SPEI is an extended version of SPI. SPEI is calculated using the same method as for the SPI, which defines the degree of drought in different classes (Lebel and Ali 2009). The fundamental difference between these two indicators is that SPI is calculated based on precipitation, while SPEI is based on the difference between precipitation and potential evapotranspiration (PCP-ET0). Then, this cumulative value of PCP- ET0 over m months, the log-logistic law is adjusted to three parameters (Vicente-Serrano et al. 2010). SPEI for a given period can be calculated from:

$$SPEI={CDF}_{norm(\mathrm{0,1})}^{-1}\left({CDF}_{log-logistic}\left(PCP-{ET}_{0}\right)\right)$$
(6)

where \({CDF}_{norm(\mathrm{0,1})}^{-1}\) is the inverse cumulative distribution function of the normal distribution with mean zero and standard deviation 1 and \({CDF}_{log-logistic}\) is the cumulative distribution function of the log-logistic distribution fitted to PCP- ET0. The reference evapotranspiration (ET0) value used in this paper is the reference evapotranspiration proposed by Neitsch et al. (2011) for alfalfa. The method requires various inputs such as solar radiation, air temperature, relative humidity, and wind speed. The equations needed to calculate the reference evapotranspiration are given in the supplementary materials (Appendix 1). The degree of humidity and drought can be assessed using SPEI with the same classes as for SPI presented in Table 1.

2.6 Statistical testing

The two-sample t test (Snedecor and Cochran 1989) was used to assess the significance of changes in PCPTOT and PCP20 between the reference period and future periods. The purpose of the t-test is to compare the means of two independent data sets. It takes a sample from each of the two sets and creates the problem statement by assuming a null hypothesis that the two means are equal. Based on the applicable formulas, certain values are calculated and compared to the standard values and the assumed null hypothesis is accepted or rejected accordingly. Given that multiple time series are available for each climate index and that each series’ mean and standard deviation are different, each time series was standardized using its mean and standard deviation of the reference period. The standardized series were then combined prior to performing the t test.

» Record set:
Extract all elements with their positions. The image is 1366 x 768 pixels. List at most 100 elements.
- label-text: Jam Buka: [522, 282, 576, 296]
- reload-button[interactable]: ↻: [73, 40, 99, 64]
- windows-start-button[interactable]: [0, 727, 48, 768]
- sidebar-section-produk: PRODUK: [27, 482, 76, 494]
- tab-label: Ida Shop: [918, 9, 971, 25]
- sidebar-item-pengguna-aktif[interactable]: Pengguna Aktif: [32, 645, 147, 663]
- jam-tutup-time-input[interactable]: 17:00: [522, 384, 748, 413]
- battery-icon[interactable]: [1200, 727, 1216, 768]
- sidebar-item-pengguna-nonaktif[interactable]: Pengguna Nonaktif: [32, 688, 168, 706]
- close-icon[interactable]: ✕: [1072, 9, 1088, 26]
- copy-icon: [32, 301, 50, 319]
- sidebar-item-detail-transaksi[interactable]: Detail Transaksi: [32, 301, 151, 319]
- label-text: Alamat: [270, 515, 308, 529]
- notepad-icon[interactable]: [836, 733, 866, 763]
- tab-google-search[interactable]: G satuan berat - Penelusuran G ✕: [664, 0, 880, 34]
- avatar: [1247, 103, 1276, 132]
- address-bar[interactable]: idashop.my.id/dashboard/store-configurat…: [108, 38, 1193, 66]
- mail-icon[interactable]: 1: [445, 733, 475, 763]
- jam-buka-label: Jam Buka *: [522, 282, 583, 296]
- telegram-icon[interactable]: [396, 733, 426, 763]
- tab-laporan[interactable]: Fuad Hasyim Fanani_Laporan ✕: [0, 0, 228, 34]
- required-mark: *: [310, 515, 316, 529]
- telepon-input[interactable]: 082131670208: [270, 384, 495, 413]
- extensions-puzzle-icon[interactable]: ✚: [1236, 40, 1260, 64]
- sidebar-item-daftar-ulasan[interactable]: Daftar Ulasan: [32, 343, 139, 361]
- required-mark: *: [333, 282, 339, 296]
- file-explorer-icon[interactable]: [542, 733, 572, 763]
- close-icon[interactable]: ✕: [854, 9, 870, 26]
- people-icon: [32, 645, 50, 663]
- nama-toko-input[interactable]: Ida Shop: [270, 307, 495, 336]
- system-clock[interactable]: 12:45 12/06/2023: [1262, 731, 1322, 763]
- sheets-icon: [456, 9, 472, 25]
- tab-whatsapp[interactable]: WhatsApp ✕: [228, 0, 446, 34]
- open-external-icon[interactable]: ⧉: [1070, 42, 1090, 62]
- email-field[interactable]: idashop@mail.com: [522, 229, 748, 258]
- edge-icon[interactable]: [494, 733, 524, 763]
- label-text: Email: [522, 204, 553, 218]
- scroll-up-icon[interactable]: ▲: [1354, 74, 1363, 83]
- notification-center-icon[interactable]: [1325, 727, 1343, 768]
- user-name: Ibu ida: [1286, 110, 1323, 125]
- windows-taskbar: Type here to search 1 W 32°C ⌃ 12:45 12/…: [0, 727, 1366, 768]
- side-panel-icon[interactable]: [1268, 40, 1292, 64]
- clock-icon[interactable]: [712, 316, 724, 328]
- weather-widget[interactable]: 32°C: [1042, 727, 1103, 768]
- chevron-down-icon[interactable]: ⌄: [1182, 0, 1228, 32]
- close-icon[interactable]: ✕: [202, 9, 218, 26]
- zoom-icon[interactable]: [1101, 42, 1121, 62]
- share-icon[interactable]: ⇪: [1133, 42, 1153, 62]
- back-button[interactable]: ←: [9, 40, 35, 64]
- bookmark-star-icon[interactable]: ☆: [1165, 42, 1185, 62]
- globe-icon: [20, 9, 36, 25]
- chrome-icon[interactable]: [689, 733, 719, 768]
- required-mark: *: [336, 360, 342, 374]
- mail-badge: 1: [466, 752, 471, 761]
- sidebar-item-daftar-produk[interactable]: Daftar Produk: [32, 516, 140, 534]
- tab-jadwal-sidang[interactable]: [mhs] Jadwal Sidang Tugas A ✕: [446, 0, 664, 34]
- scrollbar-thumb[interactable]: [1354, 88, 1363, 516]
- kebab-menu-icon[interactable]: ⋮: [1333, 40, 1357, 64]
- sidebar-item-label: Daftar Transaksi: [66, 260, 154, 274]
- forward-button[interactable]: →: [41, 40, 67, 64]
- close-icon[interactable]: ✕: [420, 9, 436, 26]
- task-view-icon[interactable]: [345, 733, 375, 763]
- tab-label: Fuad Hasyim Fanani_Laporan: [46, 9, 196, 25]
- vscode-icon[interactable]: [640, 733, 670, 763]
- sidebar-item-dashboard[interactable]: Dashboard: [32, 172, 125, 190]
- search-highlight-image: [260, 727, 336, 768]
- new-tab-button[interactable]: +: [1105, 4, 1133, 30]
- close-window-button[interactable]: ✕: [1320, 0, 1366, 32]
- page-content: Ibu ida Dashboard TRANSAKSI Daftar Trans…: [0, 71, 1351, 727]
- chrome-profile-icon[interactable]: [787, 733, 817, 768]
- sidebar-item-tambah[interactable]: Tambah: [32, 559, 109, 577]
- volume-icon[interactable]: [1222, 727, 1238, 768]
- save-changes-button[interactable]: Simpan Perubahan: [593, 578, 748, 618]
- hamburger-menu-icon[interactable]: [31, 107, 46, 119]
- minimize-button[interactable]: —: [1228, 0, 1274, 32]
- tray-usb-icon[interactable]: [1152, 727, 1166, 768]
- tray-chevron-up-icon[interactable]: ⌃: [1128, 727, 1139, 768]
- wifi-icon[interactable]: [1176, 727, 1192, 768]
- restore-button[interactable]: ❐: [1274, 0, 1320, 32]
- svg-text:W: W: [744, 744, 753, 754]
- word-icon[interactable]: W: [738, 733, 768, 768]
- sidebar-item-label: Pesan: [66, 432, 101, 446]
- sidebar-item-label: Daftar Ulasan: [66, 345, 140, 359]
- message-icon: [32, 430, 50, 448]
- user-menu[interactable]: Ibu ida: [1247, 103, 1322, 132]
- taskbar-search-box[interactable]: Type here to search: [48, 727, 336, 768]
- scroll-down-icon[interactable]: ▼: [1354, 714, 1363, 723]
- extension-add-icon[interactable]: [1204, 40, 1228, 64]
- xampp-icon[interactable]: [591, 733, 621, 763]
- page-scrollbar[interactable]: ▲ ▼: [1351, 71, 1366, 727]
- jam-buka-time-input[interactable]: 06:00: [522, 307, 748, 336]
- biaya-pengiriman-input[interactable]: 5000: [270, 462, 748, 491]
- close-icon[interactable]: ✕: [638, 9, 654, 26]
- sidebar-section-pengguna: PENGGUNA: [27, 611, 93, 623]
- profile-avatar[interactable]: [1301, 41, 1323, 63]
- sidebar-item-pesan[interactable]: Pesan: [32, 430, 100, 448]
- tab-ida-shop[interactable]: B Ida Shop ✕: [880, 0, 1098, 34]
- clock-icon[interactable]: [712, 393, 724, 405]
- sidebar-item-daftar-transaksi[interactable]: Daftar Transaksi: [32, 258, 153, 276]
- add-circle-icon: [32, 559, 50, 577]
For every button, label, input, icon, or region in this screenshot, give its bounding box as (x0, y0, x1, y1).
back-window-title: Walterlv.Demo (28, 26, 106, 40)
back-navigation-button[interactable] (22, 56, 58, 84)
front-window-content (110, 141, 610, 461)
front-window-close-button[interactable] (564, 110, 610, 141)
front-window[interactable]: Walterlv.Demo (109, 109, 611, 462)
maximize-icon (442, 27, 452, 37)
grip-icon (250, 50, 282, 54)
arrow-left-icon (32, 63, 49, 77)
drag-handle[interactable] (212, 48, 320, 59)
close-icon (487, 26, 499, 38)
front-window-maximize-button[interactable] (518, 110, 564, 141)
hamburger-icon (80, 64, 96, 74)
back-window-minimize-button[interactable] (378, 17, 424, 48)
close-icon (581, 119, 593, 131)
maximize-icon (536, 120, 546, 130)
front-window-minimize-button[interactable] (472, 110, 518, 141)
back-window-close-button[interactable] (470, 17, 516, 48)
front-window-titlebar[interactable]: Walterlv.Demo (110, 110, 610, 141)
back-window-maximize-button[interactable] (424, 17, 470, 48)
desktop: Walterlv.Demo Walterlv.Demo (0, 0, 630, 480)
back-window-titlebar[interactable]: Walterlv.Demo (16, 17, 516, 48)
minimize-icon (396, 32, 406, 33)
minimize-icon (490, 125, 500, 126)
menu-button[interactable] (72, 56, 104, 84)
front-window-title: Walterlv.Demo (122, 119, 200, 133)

» Written exercise 1: In the drought index text, what is SPEI based on, as opposed to SPI?
» Written exercise 2: Rewrite the drought index text between "The two-sample t" and "the t test.", inclusive, changing "null hypothesis" to "zero hypothesis".
The listing isn't needed for any of this.

» Task result 1: SPEI is based on the difference between precipitation and potential evapotranspiration (PCP-ET0).

» Task result 2:
The two-sample t test (Snedecor and Cochran 1989) was used to assess the significance of changes in PCPTOT and PCP20 between the reference period and future periods. The purpose of the t-test is to compare the means of two independent data sets. It takes a sample from each of the two sets and creates the problem statement by assuming a zero hypothesis that the two means are equal. Based on the applicable formulas, certain values are calculated and compared to the standard values and the assumed zero hypothesis is accepted or rejected accordingly. Given that multiple time series are available for each climate index and that each series’ mean and standard deviation are different, each time series was standardized using its mean and standard deviation of the reference period. The standardized series were then combined prior to performing the t test.